The problem >> Using the data below, determine the number of lines that include the string "subtitle". Write only that number.
------------------------------------------------------------------------
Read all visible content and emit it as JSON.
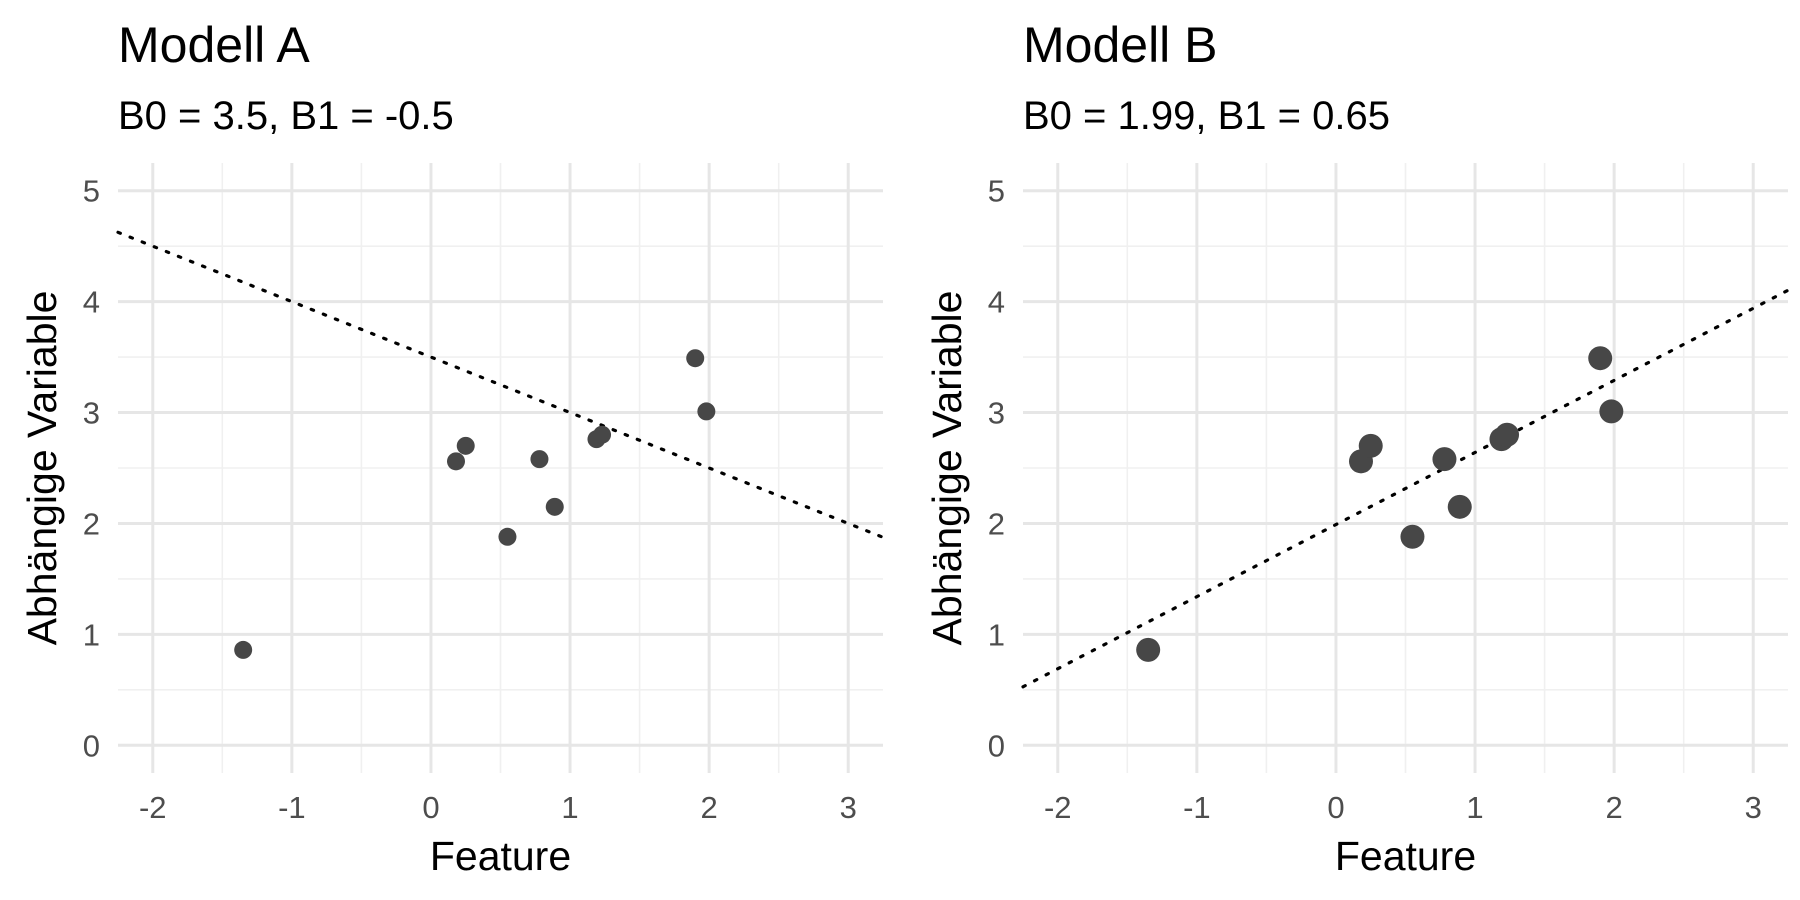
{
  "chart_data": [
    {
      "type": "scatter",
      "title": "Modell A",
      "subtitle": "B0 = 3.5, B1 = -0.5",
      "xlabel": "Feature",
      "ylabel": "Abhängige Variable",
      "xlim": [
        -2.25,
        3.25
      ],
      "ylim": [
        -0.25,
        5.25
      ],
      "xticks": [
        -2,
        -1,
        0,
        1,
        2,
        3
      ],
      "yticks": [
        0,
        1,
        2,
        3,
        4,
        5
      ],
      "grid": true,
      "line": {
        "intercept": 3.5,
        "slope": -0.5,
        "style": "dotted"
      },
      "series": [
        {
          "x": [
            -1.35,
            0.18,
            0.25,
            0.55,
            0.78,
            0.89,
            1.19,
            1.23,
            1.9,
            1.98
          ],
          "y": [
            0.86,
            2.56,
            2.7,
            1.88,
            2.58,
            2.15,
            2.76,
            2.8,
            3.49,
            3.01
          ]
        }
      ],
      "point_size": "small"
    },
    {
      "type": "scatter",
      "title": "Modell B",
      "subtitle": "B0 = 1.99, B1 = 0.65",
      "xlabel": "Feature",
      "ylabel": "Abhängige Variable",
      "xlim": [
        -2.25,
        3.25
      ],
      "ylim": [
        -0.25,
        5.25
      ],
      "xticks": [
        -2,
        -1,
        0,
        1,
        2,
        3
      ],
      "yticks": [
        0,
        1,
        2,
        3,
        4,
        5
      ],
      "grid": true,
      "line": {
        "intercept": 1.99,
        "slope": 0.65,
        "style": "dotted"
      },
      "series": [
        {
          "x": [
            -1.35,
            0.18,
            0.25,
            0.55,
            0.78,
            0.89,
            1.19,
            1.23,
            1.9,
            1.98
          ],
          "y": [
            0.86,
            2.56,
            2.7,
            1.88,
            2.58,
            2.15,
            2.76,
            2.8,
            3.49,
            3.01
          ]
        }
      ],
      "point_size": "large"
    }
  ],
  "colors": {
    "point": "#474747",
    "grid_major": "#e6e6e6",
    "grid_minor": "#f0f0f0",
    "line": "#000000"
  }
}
------------------------------------------------------------------------
Result of this exercise >> 2